| Prompt |
In the passage on cybersecurity professionals backing Clinton, rewrite everything from "Jake Braun, a" down to "information security professionals.", changing "bridge the gap" to "close the gap".

| Exercise passage |
A small, volunteer group of prominent cybersecurity professionals are working to ensure that if Democratic presidential nominee Hillary Clinton wins the election in November, she’ll have a stable of talented cybersecurity advisers to choose from, a member of the group told Cyberscoop.
Jake Braun, a former White House liaison to the Department of Homeland Security said that he hoped to bridge the gap between two groups that he believes share some common values in this election cycle: democrats and information security professionals.
Now a professor at the University of Chicago’s Harris School of Public Policy, Braun was in Las Vegas this week as part of a much publicized Clinton fundraising event at the 2016 Black Hat USA cybersecurity conference.
Broadly, the purpose of the cybersecurity fundraising event was to stump for Clinton. However, the fundraiser took place at an advantageous time as Republican presidential nominee Donald Trump recently encouraged Russia to spy on his political rival.
Trump’s comments on Russian surveillance were poorly received by the larger security community, Braun explained. Cyber professionals are adamantly aware of Russia’s capabilities in cyberspace, perhaps more so than the general public, he said, and as such, take Trump’s rhetoric seriously.

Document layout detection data
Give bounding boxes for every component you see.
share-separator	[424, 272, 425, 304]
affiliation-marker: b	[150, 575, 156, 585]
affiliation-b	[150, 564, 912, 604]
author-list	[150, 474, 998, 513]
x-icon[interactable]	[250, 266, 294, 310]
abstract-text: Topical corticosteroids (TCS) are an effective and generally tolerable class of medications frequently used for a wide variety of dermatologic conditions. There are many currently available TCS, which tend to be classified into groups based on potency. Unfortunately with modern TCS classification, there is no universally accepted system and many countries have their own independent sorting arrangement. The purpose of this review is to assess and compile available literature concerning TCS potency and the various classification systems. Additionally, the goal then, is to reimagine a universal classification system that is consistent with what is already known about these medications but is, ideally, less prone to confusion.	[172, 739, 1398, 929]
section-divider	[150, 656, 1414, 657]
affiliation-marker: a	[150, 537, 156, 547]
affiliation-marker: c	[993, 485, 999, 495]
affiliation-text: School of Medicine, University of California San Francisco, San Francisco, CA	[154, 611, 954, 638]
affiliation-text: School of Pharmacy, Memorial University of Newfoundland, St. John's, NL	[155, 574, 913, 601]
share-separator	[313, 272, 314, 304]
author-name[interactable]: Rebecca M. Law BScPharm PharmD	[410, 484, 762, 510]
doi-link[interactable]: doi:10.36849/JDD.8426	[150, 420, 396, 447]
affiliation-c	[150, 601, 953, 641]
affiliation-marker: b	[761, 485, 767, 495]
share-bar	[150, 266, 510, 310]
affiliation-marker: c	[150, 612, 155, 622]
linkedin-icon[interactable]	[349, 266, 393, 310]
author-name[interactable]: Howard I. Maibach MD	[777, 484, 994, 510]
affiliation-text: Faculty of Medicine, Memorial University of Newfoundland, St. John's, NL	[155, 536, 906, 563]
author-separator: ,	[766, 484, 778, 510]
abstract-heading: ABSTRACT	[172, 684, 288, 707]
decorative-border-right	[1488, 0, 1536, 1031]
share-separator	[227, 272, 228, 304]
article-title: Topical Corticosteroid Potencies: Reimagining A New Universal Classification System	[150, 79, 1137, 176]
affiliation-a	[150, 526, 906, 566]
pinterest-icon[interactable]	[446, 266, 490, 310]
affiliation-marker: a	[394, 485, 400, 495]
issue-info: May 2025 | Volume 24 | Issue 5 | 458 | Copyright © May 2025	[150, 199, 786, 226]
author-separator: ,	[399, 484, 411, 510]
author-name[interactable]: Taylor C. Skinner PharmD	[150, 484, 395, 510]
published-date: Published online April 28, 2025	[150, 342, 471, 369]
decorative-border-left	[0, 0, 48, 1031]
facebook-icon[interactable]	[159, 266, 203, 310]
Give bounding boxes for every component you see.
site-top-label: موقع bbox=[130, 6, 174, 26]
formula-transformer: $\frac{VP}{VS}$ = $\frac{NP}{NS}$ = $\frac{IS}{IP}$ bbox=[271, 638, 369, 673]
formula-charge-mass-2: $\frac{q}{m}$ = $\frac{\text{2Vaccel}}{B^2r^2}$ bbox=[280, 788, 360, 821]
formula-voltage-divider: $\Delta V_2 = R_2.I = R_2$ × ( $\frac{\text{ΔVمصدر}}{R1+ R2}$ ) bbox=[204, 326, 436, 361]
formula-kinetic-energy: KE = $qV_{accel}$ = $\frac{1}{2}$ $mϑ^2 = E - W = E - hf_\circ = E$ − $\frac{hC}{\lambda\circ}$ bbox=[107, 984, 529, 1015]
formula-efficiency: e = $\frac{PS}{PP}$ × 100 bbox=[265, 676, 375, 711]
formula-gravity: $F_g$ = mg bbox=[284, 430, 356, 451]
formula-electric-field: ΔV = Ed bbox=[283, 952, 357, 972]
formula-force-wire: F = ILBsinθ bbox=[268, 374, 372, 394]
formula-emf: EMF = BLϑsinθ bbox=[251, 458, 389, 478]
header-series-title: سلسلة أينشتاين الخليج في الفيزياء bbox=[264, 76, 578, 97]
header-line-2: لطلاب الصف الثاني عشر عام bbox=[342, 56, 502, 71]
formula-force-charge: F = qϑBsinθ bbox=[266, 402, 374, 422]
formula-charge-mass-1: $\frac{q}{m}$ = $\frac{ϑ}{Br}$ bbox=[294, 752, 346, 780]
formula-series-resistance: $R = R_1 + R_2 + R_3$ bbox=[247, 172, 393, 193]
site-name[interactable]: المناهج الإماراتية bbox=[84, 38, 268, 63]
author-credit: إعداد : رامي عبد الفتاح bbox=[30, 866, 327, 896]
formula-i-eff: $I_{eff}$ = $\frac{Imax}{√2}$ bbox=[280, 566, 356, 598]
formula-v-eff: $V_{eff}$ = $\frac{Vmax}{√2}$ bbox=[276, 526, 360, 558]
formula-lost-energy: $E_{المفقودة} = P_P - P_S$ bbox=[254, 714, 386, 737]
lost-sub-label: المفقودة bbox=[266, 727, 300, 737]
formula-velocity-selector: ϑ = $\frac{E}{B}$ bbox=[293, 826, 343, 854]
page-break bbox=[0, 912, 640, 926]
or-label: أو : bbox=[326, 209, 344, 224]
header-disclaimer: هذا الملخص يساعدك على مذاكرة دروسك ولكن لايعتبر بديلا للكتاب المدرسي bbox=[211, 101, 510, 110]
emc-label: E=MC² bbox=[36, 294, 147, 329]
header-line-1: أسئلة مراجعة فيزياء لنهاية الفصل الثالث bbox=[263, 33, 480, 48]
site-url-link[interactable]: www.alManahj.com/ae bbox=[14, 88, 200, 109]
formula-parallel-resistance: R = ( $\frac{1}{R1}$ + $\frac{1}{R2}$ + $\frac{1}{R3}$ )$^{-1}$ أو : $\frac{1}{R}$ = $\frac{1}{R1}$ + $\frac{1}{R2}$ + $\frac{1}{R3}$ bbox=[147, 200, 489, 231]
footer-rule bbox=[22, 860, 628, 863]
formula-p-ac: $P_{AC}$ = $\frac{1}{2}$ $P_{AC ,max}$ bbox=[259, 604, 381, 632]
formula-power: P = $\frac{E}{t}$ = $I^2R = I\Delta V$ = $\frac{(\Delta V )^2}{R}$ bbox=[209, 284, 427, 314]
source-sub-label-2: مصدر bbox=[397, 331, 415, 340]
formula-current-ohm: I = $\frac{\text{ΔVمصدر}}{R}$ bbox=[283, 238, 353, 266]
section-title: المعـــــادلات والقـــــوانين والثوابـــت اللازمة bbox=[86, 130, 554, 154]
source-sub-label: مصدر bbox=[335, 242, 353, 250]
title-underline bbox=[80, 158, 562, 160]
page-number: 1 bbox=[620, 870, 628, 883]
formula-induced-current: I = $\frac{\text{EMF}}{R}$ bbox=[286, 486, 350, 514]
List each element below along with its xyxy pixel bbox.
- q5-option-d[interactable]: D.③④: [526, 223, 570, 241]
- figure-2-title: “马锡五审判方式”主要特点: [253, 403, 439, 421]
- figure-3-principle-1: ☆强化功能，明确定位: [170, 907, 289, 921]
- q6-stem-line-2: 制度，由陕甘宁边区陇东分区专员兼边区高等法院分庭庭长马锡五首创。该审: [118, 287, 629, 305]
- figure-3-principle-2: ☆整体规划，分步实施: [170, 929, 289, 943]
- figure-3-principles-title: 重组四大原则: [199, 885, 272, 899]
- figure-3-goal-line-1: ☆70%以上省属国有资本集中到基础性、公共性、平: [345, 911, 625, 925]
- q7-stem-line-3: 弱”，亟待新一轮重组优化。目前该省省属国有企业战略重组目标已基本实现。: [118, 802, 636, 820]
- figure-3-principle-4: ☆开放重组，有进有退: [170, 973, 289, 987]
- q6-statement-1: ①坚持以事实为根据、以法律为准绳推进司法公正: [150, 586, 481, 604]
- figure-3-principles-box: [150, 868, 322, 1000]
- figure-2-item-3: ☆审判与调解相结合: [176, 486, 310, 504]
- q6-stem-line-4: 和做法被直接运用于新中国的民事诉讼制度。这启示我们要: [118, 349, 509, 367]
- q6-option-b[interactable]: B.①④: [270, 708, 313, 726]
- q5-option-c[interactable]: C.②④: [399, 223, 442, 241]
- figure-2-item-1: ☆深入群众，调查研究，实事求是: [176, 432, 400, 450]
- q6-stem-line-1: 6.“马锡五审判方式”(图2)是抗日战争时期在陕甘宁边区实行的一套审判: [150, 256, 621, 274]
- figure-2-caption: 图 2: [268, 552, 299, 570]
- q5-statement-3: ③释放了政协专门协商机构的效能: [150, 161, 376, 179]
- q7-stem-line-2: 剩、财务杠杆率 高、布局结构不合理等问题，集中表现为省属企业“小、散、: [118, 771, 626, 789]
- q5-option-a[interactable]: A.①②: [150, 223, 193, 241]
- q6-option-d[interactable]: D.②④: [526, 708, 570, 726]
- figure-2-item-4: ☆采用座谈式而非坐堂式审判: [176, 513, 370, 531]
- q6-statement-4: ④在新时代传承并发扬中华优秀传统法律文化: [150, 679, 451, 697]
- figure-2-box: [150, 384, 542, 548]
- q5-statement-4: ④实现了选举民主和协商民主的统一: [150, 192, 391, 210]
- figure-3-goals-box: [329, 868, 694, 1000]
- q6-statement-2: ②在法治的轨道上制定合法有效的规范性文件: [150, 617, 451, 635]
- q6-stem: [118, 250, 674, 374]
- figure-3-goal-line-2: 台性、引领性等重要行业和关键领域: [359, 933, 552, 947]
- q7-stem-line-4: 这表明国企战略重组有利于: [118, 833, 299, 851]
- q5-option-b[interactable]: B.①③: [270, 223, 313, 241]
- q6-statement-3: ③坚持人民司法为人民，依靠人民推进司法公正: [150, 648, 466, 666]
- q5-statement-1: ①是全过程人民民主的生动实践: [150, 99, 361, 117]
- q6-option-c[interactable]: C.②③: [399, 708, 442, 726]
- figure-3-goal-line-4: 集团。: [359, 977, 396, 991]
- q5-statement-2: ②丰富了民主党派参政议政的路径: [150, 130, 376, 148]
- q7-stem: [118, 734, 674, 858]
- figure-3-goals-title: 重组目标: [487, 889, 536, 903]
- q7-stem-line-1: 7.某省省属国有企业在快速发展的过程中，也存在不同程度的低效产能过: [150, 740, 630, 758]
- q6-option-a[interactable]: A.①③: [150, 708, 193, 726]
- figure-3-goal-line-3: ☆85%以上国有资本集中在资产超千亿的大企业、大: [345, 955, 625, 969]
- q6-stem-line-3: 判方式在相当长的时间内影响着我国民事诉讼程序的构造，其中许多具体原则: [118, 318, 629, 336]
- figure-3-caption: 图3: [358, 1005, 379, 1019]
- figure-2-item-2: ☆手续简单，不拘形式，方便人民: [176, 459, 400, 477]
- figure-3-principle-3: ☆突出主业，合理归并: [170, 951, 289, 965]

| Output for this task |
Jake Braun, a former White House liaison to the Department of Homeland Security said that he hoped to close the gap between two groups that he believes share some common values in this election cycle: democrats and information security professionals.